Which lines contain the string "ylabel"? Please list every one of them.

Records:
* * * *

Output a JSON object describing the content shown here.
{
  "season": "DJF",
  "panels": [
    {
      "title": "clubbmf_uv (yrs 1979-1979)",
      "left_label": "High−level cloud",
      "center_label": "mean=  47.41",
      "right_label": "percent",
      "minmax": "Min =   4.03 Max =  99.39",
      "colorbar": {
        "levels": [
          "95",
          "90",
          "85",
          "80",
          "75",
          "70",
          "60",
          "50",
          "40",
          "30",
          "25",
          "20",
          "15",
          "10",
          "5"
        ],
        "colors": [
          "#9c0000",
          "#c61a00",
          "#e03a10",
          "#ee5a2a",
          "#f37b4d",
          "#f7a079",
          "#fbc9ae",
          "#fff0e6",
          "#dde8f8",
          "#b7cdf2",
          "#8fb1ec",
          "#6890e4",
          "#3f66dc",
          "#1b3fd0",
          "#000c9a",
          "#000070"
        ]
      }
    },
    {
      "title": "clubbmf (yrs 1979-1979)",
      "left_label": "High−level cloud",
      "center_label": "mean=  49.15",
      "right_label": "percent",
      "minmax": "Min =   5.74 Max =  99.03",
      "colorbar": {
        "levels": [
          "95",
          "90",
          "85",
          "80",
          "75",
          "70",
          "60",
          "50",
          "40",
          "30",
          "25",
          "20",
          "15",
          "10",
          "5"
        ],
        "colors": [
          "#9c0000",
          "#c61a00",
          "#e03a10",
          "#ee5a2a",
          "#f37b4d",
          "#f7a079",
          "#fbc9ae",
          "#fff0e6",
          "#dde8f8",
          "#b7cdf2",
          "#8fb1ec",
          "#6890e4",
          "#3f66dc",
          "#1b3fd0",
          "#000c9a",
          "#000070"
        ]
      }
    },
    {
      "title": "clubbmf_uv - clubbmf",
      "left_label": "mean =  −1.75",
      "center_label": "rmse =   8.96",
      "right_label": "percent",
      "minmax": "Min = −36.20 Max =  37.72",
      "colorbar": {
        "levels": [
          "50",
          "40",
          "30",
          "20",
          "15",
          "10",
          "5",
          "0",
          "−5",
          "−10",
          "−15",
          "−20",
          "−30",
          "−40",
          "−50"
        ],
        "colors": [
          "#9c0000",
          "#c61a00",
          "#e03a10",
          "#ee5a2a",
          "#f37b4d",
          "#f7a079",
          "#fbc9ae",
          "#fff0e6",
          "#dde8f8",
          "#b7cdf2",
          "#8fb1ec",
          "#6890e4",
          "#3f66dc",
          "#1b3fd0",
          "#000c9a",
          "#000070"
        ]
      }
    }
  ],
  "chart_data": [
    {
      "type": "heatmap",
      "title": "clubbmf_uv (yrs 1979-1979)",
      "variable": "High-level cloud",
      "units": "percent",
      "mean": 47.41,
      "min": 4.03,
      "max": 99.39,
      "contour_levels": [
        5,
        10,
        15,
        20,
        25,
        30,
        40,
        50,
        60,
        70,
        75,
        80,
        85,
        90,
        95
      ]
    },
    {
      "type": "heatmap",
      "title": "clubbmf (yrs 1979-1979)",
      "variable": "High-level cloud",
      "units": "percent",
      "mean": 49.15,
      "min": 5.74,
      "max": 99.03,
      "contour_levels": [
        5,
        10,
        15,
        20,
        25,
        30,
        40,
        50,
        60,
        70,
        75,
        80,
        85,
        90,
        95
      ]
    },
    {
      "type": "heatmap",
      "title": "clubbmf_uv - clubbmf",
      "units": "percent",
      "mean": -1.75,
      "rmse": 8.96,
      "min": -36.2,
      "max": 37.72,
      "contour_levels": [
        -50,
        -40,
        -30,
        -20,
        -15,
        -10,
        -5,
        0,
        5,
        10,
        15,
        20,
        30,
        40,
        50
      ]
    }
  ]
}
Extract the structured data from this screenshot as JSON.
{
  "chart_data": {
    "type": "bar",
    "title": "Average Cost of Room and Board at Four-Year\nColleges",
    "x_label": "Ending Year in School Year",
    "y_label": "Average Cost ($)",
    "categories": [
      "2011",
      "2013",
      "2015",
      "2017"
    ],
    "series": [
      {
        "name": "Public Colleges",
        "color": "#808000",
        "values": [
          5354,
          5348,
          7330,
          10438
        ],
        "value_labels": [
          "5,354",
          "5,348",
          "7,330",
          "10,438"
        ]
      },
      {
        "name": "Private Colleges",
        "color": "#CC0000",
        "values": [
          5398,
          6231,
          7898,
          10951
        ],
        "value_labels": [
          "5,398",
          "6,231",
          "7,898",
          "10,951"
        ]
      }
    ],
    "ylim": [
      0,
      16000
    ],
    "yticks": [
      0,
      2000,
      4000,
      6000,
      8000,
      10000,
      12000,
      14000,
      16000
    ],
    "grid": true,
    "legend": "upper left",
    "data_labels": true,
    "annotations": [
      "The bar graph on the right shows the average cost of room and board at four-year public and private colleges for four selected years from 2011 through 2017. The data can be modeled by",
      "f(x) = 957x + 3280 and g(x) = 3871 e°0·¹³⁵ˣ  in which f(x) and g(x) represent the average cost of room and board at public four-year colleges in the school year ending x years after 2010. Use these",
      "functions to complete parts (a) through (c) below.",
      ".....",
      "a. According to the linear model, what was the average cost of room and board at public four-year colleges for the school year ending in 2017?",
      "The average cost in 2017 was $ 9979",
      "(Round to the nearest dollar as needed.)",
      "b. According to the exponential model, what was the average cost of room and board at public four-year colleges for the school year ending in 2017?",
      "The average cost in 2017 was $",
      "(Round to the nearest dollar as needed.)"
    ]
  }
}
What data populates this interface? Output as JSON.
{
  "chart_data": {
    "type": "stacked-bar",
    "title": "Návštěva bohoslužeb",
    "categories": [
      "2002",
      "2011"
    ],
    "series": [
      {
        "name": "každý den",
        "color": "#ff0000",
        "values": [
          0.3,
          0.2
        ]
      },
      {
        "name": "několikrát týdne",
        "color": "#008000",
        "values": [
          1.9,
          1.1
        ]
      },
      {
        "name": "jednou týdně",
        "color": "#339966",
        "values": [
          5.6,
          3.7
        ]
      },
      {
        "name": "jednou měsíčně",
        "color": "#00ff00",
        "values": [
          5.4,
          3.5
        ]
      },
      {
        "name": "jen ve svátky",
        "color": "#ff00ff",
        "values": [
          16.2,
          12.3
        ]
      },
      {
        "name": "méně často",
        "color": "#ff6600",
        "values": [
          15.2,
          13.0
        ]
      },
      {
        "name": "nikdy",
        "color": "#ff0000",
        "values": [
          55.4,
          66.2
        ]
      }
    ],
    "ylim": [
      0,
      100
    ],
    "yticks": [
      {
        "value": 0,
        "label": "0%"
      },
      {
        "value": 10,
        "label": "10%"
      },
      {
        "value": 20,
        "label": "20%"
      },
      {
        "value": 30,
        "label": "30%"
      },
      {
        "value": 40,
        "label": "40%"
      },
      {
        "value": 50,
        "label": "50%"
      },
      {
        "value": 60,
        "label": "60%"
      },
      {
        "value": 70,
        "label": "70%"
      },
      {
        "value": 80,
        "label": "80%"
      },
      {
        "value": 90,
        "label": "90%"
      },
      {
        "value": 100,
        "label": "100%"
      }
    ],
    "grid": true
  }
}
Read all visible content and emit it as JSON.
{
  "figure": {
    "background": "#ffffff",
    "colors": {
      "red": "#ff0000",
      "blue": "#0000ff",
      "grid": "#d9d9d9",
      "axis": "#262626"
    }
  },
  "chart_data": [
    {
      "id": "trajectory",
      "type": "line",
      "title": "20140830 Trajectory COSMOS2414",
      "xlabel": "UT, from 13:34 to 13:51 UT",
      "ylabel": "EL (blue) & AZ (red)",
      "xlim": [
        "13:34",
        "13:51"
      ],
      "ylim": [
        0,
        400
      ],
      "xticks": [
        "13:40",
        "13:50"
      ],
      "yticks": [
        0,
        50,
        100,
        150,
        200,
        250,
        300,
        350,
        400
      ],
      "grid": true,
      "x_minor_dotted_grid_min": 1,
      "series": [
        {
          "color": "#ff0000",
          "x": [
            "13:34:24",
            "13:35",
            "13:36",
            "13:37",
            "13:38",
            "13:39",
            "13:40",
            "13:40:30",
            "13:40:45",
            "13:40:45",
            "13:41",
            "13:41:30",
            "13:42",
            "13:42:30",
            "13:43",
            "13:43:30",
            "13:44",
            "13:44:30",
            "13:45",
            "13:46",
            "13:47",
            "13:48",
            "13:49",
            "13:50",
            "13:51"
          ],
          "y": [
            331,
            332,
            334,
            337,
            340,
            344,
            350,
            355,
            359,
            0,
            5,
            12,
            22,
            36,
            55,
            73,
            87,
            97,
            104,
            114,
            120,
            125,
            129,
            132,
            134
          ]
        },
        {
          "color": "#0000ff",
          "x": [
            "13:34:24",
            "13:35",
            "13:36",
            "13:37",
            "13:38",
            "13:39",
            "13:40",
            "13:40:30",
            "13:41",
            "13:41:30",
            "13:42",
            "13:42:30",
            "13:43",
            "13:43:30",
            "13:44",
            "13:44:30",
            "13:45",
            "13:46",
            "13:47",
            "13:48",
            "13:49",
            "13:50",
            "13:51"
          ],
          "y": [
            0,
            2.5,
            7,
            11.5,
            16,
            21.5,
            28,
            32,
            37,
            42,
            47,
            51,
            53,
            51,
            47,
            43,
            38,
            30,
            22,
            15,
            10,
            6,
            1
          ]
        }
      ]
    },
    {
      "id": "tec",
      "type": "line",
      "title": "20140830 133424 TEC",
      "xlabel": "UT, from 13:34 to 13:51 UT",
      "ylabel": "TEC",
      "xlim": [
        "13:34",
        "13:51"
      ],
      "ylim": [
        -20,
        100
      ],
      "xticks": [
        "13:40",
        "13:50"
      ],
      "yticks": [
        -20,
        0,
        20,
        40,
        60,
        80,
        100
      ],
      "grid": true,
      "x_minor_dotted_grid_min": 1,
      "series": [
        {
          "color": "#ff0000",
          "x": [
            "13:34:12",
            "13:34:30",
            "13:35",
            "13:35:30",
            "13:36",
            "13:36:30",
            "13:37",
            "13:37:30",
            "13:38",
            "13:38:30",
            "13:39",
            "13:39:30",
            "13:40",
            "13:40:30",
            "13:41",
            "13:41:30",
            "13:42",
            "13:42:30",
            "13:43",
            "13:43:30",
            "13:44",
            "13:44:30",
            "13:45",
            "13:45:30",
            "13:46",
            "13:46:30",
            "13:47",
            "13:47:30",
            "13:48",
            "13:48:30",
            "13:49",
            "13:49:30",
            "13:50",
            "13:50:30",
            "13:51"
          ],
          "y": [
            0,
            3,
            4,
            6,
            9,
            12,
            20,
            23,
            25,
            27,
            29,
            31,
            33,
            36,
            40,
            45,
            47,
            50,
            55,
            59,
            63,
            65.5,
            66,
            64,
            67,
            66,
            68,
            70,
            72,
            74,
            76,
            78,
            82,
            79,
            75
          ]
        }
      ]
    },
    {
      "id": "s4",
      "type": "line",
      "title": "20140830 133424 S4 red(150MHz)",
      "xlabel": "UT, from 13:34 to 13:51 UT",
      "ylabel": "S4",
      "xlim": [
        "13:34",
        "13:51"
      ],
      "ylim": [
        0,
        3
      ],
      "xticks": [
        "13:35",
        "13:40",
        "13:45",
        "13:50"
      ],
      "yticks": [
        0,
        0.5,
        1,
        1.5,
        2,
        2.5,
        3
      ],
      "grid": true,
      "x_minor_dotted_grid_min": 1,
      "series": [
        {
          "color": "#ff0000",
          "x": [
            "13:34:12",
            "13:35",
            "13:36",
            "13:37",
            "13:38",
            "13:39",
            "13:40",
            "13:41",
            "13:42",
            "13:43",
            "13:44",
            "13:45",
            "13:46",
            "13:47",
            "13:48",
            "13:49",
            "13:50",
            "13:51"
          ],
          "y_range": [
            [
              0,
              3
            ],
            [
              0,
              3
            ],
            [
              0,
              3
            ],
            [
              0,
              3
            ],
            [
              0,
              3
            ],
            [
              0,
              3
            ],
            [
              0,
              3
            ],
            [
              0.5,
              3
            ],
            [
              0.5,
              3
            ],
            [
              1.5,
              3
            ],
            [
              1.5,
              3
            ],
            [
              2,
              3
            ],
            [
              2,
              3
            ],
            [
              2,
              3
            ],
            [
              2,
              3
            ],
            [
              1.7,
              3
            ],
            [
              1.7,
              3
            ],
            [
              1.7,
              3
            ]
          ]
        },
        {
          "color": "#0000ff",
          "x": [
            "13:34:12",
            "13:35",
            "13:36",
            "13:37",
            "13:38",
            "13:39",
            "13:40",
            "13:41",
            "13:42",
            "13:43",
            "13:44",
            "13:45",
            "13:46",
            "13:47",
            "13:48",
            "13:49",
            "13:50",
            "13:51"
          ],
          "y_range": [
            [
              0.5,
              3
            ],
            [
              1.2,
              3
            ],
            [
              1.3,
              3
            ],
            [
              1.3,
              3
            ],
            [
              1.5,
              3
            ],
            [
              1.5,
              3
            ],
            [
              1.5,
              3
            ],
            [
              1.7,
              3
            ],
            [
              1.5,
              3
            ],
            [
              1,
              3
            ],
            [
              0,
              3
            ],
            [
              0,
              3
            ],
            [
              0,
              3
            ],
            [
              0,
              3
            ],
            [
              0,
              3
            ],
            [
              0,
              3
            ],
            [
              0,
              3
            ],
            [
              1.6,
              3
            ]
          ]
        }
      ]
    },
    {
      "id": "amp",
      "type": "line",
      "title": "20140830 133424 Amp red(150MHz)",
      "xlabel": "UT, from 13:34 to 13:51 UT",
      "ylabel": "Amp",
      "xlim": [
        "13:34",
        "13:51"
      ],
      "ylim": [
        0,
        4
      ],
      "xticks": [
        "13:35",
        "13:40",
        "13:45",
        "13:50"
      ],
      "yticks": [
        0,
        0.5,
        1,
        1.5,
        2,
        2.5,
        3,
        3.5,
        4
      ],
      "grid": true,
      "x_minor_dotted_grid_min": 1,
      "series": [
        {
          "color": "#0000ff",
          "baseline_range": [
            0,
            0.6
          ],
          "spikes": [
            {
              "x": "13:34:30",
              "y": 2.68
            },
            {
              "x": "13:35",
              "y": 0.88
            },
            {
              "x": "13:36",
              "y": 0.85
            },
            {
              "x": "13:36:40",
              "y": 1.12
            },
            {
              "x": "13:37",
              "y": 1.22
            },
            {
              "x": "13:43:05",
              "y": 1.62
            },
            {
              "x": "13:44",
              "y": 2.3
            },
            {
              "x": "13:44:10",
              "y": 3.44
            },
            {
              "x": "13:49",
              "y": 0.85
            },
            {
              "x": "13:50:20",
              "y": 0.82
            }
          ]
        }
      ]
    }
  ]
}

* * * *

Task answer:
      "ylabel": "EL (blue) & AZ (red)",
      "ylabel": "TEC",
      "ylabel": "S4",
      "ylabel": "Amp",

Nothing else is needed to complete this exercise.